= Exercise inputs =

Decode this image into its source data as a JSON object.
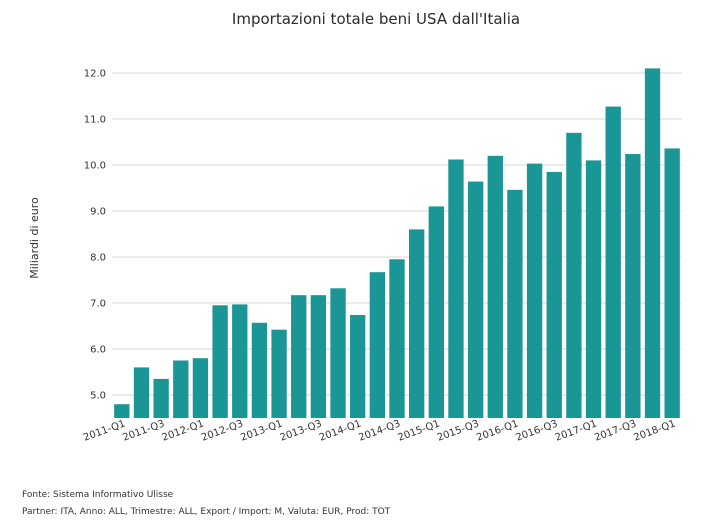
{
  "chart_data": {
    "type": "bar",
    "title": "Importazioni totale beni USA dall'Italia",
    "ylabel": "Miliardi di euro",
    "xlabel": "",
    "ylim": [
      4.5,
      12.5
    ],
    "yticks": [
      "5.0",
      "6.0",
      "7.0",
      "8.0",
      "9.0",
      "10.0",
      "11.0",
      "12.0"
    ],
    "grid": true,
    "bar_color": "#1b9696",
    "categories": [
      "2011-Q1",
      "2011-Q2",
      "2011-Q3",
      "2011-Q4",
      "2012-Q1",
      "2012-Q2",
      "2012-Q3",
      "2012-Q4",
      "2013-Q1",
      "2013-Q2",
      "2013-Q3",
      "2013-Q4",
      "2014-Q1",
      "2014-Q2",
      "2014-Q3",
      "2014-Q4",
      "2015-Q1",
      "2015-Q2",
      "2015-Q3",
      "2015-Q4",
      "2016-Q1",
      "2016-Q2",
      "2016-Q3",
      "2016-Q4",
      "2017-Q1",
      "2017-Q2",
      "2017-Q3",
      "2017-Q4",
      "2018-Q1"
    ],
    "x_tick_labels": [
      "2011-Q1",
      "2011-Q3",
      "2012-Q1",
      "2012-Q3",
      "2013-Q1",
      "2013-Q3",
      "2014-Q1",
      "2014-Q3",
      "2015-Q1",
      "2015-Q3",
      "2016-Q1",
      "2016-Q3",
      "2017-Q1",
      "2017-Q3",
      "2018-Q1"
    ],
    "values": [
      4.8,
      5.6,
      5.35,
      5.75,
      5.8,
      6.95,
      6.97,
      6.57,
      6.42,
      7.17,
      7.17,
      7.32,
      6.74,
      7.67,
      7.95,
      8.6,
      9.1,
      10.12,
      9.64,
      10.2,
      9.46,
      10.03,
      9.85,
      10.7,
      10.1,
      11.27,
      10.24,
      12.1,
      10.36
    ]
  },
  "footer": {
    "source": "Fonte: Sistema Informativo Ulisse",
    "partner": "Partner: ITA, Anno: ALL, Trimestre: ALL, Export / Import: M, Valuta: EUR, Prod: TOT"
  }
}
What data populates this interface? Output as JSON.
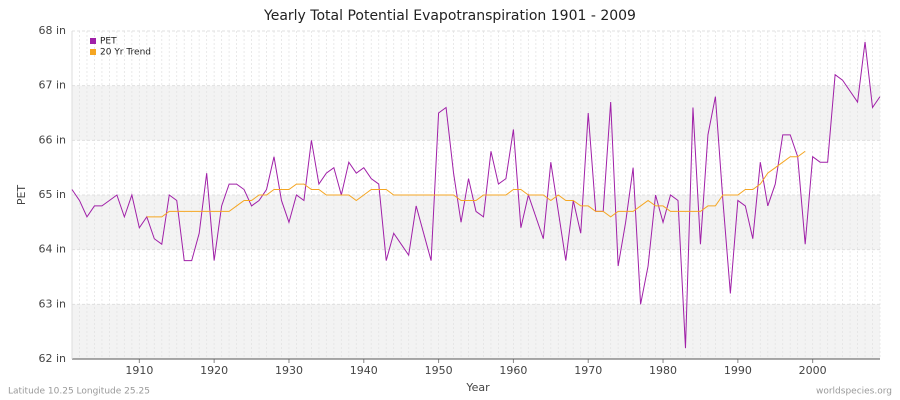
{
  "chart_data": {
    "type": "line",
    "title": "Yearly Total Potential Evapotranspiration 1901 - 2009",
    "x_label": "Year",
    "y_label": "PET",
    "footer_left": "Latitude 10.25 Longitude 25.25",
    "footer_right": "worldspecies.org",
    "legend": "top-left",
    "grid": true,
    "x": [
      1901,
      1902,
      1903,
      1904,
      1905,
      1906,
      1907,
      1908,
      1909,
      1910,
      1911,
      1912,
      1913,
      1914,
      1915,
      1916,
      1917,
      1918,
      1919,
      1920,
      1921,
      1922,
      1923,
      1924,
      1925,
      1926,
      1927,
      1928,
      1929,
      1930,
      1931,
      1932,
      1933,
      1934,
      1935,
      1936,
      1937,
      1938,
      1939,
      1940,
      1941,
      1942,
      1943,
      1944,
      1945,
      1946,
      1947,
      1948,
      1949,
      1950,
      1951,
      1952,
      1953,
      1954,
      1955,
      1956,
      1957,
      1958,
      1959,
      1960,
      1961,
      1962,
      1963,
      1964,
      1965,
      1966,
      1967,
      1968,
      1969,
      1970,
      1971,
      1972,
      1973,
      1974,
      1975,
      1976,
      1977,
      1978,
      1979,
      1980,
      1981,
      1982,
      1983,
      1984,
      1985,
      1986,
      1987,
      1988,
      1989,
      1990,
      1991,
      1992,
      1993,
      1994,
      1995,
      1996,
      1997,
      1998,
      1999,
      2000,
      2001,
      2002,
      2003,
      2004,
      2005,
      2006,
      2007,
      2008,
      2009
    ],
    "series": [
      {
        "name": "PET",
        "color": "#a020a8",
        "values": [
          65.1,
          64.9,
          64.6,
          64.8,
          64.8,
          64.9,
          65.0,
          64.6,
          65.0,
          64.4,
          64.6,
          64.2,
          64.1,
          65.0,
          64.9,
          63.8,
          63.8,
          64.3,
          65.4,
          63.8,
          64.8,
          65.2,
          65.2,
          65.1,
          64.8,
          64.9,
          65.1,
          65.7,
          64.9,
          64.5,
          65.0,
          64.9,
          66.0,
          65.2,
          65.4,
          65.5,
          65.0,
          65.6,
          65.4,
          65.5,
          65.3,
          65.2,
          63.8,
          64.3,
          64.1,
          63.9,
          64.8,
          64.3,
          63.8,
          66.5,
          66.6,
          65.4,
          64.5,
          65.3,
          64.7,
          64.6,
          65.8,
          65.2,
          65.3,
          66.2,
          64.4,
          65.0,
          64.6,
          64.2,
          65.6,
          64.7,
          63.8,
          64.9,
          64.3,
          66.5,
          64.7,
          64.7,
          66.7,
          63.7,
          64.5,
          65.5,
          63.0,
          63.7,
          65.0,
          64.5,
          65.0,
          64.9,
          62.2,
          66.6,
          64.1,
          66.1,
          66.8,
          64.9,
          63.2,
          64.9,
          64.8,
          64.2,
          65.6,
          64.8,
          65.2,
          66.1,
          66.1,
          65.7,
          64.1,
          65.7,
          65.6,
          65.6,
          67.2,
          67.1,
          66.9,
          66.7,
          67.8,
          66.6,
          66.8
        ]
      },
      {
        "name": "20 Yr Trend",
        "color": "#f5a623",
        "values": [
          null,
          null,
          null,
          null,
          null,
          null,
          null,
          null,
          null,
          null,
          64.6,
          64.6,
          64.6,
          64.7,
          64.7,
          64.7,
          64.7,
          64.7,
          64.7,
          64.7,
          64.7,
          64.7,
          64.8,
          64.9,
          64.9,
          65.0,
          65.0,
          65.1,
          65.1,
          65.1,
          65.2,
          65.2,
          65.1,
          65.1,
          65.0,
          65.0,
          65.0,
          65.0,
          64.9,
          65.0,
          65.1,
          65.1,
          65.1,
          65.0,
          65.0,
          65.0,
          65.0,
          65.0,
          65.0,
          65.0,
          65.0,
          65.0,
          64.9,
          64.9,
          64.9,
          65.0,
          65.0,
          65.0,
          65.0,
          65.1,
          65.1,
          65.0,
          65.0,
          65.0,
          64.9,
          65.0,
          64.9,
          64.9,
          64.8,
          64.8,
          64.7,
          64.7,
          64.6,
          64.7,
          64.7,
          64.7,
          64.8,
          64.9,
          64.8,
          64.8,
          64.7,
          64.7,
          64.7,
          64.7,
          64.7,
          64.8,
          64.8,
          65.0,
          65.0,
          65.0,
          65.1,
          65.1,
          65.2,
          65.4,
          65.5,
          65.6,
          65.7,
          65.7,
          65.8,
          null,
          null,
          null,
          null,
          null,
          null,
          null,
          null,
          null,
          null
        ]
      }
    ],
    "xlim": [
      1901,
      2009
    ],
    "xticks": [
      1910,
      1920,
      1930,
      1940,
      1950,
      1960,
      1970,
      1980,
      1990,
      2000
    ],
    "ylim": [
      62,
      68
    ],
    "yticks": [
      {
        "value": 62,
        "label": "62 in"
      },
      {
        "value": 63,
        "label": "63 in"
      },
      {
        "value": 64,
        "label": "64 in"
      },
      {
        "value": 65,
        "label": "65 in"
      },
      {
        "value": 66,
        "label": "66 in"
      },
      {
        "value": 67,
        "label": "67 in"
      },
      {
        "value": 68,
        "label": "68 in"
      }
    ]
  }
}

* * *

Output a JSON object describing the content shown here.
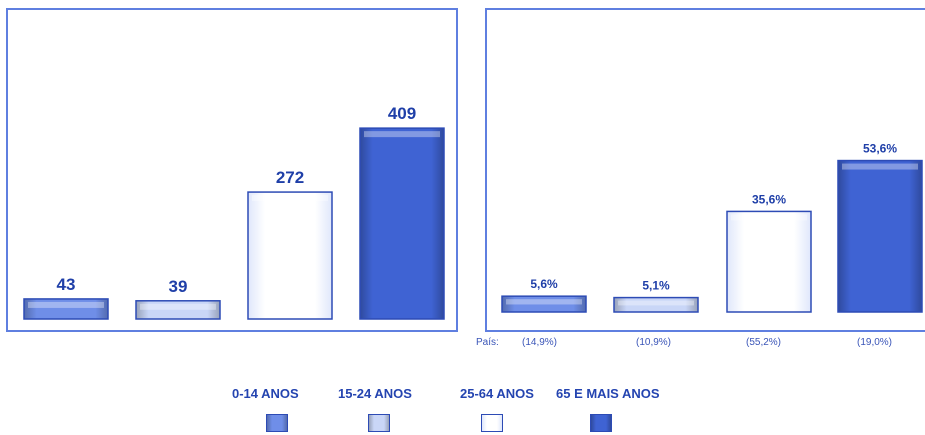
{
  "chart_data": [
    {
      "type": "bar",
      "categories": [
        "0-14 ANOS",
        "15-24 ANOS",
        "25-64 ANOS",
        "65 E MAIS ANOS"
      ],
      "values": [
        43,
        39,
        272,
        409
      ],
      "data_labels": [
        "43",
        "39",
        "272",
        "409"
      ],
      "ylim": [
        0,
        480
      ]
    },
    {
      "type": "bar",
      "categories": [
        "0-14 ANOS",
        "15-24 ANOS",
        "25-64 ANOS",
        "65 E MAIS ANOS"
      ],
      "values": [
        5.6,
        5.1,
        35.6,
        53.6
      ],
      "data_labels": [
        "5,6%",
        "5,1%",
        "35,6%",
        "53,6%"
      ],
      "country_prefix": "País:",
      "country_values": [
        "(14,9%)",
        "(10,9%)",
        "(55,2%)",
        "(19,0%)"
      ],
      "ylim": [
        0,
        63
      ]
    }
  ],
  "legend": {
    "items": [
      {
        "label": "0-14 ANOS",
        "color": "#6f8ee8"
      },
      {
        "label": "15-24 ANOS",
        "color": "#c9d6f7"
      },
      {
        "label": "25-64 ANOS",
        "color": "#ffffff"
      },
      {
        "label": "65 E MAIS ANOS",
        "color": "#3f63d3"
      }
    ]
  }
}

= Objective =
Locate the word "title" in the records and collect each line it appears in.

= Full answer =
    "title": "Importazioni totale beni USA dall'Italia",
    "title": "Yearly Total Potential Evapotranspiration 1901 - 2009",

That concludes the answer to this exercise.